**WHAT IS EXPECTED**
Pick every line with "blue" from the material below.

**RECORDS PROVIDED**
▼
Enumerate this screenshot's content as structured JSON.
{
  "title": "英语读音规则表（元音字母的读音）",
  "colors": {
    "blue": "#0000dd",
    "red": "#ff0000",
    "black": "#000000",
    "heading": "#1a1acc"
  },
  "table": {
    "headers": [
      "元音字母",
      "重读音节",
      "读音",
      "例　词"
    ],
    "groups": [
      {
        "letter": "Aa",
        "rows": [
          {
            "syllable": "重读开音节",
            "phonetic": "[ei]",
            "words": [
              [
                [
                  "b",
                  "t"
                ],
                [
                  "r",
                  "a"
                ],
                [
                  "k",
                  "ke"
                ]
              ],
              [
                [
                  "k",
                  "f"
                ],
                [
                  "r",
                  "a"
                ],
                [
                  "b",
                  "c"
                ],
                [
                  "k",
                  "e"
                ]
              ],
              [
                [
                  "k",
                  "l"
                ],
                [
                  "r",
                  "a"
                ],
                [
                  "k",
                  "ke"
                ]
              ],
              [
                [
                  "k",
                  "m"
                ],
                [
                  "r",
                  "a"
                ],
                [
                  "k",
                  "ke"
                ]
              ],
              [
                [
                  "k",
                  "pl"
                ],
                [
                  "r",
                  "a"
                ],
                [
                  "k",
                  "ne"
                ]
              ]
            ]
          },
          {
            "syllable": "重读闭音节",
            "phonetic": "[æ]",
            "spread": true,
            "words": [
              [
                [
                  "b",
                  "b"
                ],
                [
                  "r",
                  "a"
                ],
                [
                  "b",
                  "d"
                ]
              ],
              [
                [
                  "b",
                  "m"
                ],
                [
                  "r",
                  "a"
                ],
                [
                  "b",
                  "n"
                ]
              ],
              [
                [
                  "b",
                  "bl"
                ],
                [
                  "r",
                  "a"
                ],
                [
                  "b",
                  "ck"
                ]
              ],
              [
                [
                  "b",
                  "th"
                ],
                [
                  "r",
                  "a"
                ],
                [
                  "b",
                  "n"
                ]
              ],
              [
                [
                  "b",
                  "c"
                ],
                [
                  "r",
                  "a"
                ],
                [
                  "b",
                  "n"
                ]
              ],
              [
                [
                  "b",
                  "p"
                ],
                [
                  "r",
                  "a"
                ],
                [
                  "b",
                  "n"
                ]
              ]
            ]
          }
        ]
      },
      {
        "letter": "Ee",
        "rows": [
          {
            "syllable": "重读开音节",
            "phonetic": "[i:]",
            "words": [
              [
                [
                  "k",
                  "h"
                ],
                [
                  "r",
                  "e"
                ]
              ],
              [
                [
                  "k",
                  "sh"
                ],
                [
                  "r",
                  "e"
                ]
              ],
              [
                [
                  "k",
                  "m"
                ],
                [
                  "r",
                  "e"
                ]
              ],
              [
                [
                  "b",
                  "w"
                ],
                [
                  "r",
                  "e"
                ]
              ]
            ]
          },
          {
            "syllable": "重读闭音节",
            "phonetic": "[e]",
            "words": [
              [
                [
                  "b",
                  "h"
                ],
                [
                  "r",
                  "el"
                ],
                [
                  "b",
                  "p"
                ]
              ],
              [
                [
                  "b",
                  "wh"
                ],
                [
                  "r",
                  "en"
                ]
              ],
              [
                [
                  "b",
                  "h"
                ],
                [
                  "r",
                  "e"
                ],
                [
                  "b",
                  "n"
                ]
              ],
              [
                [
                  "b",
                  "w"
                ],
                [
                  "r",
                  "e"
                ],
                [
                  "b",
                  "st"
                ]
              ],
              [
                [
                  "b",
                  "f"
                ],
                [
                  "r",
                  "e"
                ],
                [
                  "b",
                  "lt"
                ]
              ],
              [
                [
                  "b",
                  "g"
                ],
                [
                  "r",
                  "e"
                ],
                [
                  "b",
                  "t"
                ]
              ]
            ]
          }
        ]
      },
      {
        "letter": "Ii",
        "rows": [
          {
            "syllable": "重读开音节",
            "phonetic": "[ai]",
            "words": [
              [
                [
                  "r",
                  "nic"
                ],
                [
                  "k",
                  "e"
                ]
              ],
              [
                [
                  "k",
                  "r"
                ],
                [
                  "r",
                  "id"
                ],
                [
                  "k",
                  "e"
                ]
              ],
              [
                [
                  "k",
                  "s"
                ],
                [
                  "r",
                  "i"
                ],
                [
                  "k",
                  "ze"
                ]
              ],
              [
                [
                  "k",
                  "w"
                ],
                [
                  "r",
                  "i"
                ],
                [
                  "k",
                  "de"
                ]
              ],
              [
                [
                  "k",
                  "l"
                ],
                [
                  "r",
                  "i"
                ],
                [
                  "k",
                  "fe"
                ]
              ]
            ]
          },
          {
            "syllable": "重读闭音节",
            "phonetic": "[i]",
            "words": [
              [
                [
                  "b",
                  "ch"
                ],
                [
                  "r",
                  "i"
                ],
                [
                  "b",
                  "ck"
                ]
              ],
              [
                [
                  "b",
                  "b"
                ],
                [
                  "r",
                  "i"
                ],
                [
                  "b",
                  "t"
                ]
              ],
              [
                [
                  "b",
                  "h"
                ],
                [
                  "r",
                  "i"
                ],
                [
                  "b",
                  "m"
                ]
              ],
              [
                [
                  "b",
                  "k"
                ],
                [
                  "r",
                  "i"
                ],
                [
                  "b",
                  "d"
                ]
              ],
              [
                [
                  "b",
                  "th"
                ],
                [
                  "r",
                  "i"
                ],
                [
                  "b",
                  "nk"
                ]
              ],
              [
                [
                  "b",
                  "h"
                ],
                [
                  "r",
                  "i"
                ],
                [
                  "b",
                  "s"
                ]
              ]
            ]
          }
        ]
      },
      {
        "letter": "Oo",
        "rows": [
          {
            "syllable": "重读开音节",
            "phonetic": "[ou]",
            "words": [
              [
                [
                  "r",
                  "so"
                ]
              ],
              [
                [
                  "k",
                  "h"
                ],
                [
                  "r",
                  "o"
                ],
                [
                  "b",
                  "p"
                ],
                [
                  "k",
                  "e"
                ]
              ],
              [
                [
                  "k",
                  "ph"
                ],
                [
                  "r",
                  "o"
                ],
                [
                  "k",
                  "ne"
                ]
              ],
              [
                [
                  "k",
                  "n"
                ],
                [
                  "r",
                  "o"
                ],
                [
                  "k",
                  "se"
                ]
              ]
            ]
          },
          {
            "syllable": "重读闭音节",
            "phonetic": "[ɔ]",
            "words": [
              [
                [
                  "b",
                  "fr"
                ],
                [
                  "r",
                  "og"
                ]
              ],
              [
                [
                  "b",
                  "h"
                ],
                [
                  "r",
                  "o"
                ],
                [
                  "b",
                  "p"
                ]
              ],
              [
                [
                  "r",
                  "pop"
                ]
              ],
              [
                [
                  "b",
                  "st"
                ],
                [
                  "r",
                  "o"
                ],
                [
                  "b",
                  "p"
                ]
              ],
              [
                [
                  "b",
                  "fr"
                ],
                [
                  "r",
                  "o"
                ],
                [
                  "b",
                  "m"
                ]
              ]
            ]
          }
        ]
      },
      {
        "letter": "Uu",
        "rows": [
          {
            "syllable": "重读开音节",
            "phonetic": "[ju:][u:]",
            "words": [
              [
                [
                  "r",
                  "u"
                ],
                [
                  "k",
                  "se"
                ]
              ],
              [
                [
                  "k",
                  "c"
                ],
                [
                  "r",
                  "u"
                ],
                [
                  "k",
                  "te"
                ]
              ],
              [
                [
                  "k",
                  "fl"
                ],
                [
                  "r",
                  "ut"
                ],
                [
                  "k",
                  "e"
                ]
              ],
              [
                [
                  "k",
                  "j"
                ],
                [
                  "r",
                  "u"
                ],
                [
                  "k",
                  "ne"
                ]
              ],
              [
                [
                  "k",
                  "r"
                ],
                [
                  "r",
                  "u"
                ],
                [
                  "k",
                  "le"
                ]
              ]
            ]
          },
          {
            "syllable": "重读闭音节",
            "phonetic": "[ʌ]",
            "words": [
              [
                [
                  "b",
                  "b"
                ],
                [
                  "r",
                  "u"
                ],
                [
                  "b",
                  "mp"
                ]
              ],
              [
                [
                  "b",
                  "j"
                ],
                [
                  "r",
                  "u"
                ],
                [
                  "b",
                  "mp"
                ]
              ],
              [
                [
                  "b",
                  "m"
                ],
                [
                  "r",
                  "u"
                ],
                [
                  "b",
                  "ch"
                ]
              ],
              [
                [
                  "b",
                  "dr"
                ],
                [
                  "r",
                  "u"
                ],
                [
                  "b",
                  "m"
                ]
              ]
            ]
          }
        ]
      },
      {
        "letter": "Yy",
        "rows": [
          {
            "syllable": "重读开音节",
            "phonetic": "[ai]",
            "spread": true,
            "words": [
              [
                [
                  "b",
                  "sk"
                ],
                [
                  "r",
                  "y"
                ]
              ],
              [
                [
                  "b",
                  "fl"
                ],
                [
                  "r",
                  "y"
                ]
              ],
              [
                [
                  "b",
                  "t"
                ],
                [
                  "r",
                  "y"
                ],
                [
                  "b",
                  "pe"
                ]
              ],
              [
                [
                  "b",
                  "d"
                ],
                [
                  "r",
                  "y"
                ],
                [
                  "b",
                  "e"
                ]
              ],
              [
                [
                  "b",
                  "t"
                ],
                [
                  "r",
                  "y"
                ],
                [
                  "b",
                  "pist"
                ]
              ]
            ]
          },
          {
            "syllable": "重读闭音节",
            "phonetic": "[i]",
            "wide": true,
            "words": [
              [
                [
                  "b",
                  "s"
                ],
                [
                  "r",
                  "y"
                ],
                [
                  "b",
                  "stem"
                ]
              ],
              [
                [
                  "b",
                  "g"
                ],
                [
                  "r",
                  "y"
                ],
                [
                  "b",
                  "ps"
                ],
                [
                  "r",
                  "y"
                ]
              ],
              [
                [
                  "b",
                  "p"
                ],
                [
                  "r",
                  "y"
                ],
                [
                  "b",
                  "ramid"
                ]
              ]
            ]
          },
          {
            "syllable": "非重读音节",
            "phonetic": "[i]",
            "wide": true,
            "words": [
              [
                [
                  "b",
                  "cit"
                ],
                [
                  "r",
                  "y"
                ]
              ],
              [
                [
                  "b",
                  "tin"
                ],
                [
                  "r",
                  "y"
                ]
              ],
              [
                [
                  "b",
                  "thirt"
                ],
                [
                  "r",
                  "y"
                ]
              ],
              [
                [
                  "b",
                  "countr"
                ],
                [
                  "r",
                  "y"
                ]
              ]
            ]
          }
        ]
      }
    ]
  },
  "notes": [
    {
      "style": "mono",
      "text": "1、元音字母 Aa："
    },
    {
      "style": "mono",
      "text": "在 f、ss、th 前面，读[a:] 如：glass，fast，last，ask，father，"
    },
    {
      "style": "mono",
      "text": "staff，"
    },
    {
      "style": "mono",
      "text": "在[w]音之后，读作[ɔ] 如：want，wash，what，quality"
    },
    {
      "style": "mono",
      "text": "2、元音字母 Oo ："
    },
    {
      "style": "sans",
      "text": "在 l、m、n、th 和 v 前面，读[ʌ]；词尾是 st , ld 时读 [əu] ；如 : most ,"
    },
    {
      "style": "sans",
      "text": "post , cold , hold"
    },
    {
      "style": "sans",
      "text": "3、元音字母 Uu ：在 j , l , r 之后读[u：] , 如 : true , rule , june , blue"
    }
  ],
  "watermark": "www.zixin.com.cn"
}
▲
**WRITTEN REPLY**
    "blue": "#0000dd",
      "text": "3、元音字母 Uu ：在 j , l , r 之后读[u：] , 如 : true , rule , june , blue"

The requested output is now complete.